**EXERCISE MATERIALS:**
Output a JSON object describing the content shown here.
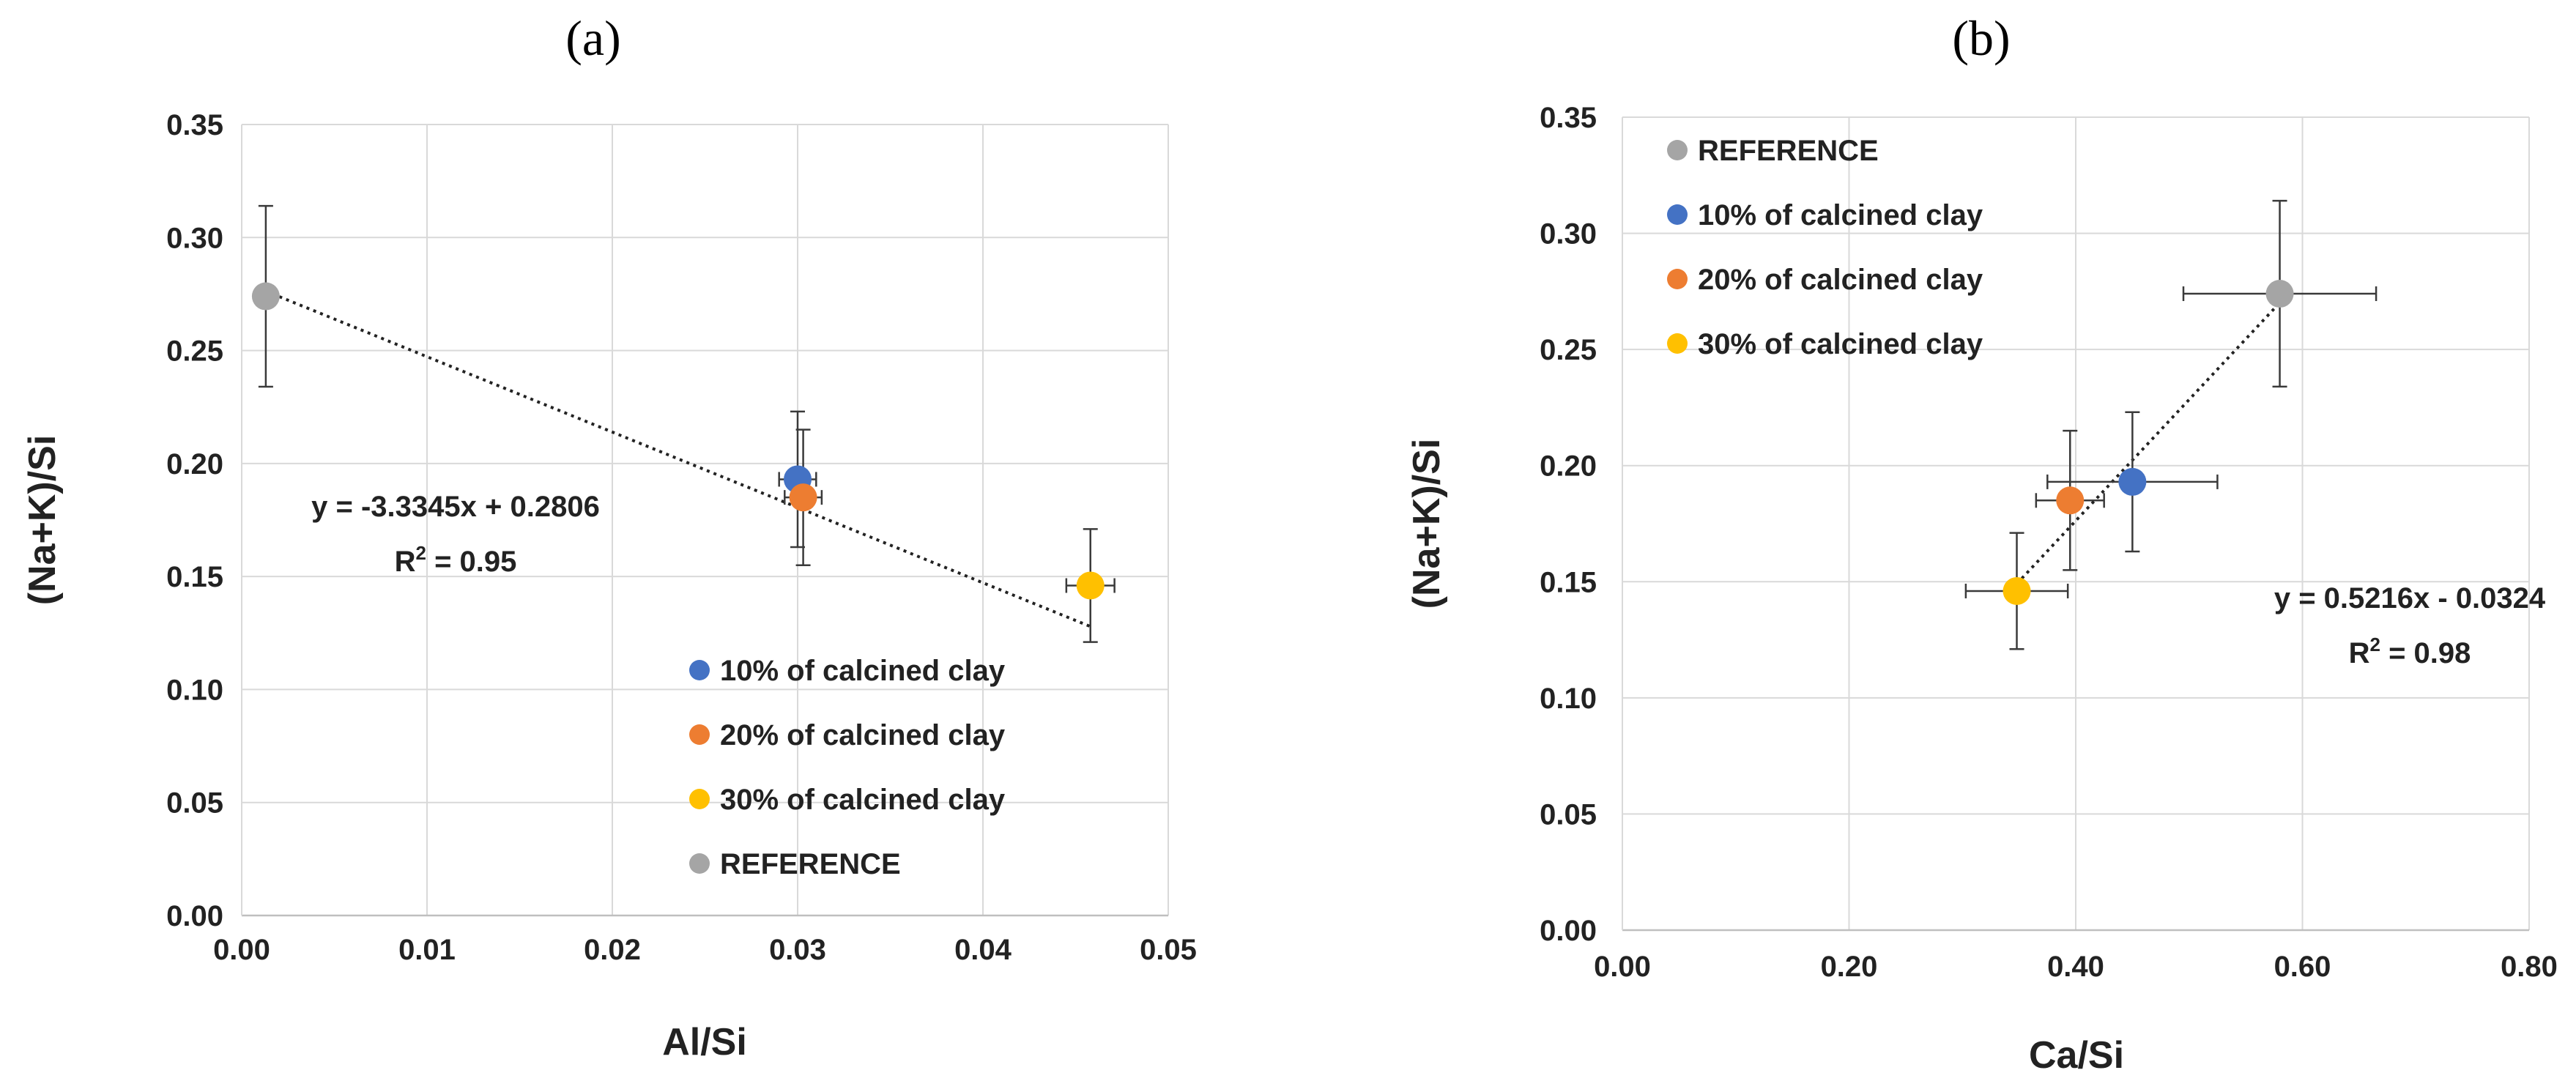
{
  "chart_data": [
    {
      "type": "scatter",
      "panel_label": "(a)",
      "title": "",
      "xlabel": "Al/Si",
      "ylabel": "(Na+K)/Si",
      "xlim": [
        0,
        0.05
      ],
      "ylim": [
        0,
        0.35
      ],
      "xticks": [
        "0.00",
        "0.01",
        "0.02",
        "0.03",
        "0.04",
        "0.05"
      ],
      "yticks": [
        "0.00",
        "0.05",
        "0.10",
        "0.15",
        "0.20",
        "0.25",
        "0.30",
        "0.35"
      ],
      "grid": true,
      "legend_position": "bottom-right",
      "series": [
        {
          "name": "10% of calcined clay",
          "color": "#4472C4",
          "x": 0.03,
          "y": 0.193,
          "xerr": 0.001,
          "yerr": 0.03
        },
        {
          "name": "20% of calcined clay",
          "color": "#ED7D31",
          "x": 0.0303,
          "y": 0.185,
          "xerr": 0.001,
          "yerr": 0.03
        },
        {
          "name": "30% of calcined clay",
          "color": "#FFC000",
          "x": 0.0458,
          "y": 0.146,
          "xerr": 0.0013,
          "yerr": 0.025
        },
        {
          "name": "REFERENCE",
          "color": "#A5A5A5",
          "x": 0.0013,
          "y": 0.274,
          "xerr": 0,
          "yerr": 0.04
        }
      ],
      "trendline": {
        "slope": -3.3345,
        "intercept": 0.2806,
        "x_range": [
          0.0013,
          0.0458
        ]
      },
      "equation_label": "y = -3.3345x + 0.2806",
      "r2_prefix": "R",
      "r2_exp": "2",
      "r2_value": " = 0.95"
    },
    {
      "type": "scatter",
      "panel_label": "(b)",
      "title": "",
      "xlabel": "Ca/Si",
      "ylabel": "(Na+K)/Si",
      "xlim": [
        0,
        0.8
      ],
      "ylim": [
        0,
        0.35
      ],
      "xticks": [
        "0.00",
        "0.20",
        "0.40",
        "0.60",
        "0.80"
      ],
      "yticks": [
        "0.00",
        "0.05",
        "0.10",
        "0.15",
        "0.20",
        "0.25",
        "0.30",
        "0.35"
      ],
      "grid": true,
      "legend_position": "top-left",
      "series": [
        {
          "name": "REFERENCE",
          "color": "#A5A5A5",
          "x": 0.58,
          "y": 0.274,
          "xerr": 0.085,
          "yerr": 0.04
        },
        {
          "name": "10% of calcined clay",
          "color": "#4472C4",
          "x": 0.45,
          "y": 0.193,
          "xerr": 0.075,
          "yerr": 0.03
        },
        {
          "name": "20% of calcined clay",
          "color": "#ED7D31",
          "x": 0.395,
          "y": 0.185,
          "xerr": 0.03,
          "yerr": 0.03
        },
        {
          "name": "30% of calcined clay",
          "color": "#FFC000",
          "x": 0.348,
          "y": 0.146,
          "xerr": 0.045,
          "yerr": 0.025
        }
      ],
      "trendline": {
        "slope": 0.5216,
        "intercept": -0.0324,
        "x_range": [
          0.348,
          0.58
        ]
      },
      "equation_label": "y = 0.5216x - 0.0324",
      "r2_prefix": "R",
      "r2_exp": "2",
      "r2_value": " = 0.98"
    }
  ]
}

**WRITTEN TASK:** Quote the listing above in full, except for the pictures.

**CORRECT RESPONSE:**
Output a JSON object describing the content shown here.
{
  "chart_data": [
    {
      "type": "scatter",
      "panel_label": "(a)",
      "title": "",
      "xlabel": "Al/Si",
      "ylabel": "(Na+K)/Si",
      "xlim": [
        0,
        0.05
      ],
      "ylim": [
        0,
        0.35
      ],
      "xticks": [
        "0.00",
        "0.01",
        "0.02",
        "0.03",
        "0.04",
        "0.05"
      ],
      "yticks": [
        "0.00",
        "0.05",
        "0.10",
        "0.15",
        "0.20",
        "0.25",
        "0.30",
        "0.35"
      ],
      "grid": true,
      "legend_position": "bottom-right",
      "series": [
        {
          "name": "10% of calcined clay",
          "color": "#4472C4",
          "x": 0.03,
          "y": 0.193,
          "xerr": 0.001,
          "yerr": 0.03
        },
        {
          "name": "20% of calcined clay",
          "color": "#ED7D31",
          "x": 0.0303,
          "y": 0.185,
          "xerr": 0.001,
          "yerr": 0.03
        },
        {
          "name": "30% of calcined clay",
          "color": "#FFC000",
          "x": 0.0458,
          "y": 0.146,
          "xerr": 0.0013,
          "yerr": 0.025
        },
        {
          "name": "REFERENCE",
          "color": "#A5A5A5",
          "x": 0.0013,
          "y": 0.274,
          "xerr": 0,
          "yerr": 0.04
        }
      ],
      "trendline": {
        "slope": -3.3345,
        "intercept": 0.2806,
        "x_range": [
          0.0013,
          0.0458
        ]
      },
      "equation_label": "y = -3.3345x + 0.2806",
      "r2_prefix": "R",
      "r2_exp": "2",
      "r2_value": " = 0.95"
    },
    {
      "type": "scatter",
      "panel_label": "(b)",
      "title": "",
      "xlabel": "Ca/Si",
      "ylabel": "(Na+K)/Si",
      "xlim": [
        0,
        0.8
      ],
      "ylim": [
        0,
        0.35
      ],
      "xticks": [
        "0.00",
        "0.20",
        "0.40",
        "0.60",
        "0.80"
      ],
      "yticks": [
        "0.00",
        "0.05",
        "0.10",
        "0.15",
        "0.20",
        "0.25",
        "0.30",
        "0.35"
      ],
      "grid": true,
      "legend_position": "top-left",
      "series": [
        {
          "name": "REFERENCE",
          "color": "#A5A5A5",
          "x": 0.58,
          "y": 0.274,
          "xerr": 0.085,
          "yerr": 0.04
        },
        {
          "name": "10% of calcined clay",
          "color": "#4472C4",
          "x": 0.45,
          "y": 0.193,
          "xerr": 0.075,
          "yerr": 0.03
        },
        {
          "name": "20% of calcined clay",
          "color": "#ED7D31",
          "x": 0.395,
          "y": 0.185,
          "xerr": 0.03,
          "yerr": 0.03
        },
        {
          "name": "30% of calcined clay",
          "color": "#FFC000",
          "x": 0.348,
          "y": 0.146,
          "xerr": 0.045,
          "yerr": 0.025
        }
      ],
      "trendline": {
        "slope": 0.5216,
        "intercept": -0.0324,
        "x_range": [
          0.348,
          0.58
        ]
      },
      "equation_label": "y = 0.5216x - 0.0324",
      "r2_prefix": "R",
      "r2_exp": "2",
      "r2_value": " = 0.98"
    }
  ]
}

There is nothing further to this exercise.